## YOUR OBJECTIVE
Extract all lines that hold "text" from the records below.

━━ PROVIDED RECORDS ━━

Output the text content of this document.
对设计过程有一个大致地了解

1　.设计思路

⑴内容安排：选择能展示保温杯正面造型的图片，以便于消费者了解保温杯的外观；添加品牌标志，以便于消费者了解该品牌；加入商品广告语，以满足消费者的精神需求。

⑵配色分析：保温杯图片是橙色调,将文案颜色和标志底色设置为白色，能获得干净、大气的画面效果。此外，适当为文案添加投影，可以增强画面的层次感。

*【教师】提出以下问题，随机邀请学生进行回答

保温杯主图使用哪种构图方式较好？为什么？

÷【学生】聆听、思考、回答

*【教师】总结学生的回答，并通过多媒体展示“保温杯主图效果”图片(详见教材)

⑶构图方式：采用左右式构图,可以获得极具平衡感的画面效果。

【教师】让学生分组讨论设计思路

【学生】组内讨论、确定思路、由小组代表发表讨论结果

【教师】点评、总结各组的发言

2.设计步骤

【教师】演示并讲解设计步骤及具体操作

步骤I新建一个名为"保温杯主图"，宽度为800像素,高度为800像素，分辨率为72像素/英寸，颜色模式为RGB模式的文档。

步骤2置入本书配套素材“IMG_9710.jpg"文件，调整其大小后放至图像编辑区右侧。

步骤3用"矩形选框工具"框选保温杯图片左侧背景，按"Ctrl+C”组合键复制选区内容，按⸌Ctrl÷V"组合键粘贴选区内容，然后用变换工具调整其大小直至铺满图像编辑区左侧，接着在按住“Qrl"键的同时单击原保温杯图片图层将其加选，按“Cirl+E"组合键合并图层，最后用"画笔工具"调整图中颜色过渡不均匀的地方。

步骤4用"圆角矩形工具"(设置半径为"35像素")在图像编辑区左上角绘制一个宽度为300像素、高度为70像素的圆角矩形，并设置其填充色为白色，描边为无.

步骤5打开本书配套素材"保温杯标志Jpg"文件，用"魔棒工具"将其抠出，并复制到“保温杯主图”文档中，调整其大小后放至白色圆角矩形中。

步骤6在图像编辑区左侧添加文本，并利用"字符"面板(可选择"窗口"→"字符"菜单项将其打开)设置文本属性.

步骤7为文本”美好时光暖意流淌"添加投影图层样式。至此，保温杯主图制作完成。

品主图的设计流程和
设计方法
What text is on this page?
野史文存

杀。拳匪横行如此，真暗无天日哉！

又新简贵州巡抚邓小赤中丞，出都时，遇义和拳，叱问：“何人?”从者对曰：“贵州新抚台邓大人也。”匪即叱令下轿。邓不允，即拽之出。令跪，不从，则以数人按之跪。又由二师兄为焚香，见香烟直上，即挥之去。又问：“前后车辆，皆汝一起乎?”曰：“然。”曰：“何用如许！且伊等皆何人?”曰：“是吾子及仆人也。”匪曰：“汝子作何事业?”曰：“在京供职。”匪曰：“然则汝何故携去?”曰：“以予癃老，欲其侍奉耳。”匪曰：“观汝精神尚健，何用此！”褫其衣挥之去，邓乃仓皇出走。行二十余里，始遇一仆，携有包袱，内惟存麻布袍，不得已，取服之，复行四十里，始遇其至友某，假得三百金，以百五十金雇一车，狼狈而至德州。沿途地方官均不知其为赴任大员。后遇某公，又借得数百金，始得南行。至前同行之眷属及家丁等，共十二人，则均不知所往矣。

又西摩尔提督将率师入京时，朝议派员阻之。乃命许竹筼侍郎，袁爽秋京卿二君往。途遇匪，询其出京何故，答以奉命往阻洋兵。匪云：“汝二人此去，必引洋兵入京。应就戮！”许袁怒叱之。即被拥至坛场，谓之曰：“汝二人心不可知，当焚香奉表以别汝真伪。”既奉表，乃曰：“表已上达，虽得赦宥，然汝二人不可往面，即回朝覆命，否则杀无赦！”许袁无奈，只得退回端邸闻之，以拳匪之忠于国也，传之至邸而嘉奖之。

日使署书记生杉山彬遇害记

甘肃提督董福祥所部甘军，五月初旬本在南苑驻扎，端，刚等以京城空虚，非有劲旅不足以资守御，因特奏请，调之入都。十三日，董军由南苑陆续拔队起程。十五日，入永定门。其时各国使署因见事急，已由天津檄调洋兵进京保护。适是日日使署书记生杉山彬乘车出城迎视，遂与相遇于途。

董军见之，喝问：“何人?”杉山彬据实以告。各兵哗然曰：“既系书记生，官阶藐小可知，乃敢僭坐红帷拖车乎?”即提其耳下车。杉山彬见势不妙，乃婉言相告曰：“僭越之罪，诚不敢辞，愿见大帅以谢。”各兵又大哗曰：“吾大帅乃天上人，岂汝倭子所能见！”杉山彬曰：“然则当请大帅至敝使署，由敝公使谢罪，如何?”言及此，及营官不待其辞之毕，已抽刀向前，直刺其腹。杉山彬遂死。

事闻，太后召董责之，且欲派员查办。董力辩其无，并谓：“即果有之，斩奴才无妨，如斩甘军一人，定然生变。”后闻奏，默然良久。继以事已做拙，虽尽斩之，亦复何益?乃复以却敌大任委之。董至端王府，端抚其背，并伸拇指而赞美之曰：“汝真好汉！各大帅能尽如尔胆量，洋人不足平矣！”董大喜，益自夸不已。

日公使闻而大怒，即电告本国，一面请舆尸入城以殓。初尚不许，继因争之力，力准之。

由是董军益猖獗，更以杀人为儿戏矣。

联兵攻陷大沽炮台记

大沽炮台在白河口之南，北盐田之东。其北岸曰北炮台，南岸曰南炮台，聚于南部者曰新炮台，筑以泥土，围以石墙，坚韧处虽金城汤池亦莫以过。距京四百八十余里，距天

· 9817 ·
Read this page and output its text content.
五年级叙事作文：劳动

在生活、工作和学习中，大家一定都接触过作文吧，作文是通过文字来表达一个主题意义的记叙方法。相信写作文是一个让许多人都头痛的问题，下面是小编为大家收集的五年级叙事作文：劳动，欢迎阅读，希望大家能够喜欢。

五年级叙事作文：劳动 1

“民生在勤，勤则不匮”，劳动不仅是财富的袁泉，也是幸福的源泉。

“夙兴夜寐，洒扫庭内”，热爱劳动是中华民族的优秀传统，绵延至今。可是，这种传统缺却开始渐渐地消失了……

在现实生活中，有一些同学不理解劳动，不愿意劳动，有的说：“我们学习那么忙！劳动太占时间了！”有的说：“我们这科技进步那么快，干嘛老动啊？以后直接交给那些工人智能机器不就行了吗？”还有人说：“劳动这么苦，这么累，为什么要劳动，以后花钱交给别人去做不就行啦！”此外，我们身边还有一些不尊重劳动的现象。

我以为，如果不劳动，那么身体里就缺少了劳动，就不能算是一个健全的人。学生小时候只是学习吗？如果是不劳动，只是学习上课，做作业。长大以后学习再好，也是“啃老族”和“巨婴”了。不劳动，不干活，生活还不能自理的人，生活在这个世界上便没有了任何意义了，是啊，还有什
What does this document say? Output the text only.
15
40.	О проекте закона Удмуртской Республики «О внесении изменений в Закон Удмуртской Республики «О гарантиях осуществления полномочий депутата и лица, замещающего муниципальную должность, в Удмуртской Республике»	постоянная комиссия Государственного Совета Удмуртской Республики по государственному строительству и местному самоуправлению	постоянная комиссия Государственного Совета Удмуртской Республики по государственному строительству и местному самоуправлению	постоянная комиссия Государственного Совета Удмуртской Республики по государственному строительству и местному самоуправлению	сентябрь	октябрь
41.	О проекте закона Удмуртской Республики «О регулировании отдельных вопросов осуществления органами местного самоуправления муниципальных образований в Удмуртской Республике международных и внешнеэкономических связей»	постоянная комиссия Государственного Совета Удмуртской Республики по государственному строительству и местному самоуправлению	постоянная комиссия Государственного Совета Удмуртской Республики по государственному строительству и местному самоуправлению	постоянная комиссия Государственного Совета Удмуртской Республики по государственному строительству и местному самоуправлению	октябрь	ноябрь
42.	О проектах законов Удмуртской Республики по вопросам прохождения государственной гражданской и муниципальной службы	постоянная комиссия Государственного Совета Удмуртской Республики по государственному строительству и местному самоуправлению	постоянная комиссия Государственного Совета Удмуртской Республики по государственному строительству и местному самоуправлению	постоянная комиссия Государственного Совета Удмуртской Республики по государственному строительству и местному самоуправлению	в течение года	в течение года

━━━

## WORKED ANSWER
Output the text content of this document.
What text is on this page?
Read this page and output its text content.
What does this document say? Output the text only.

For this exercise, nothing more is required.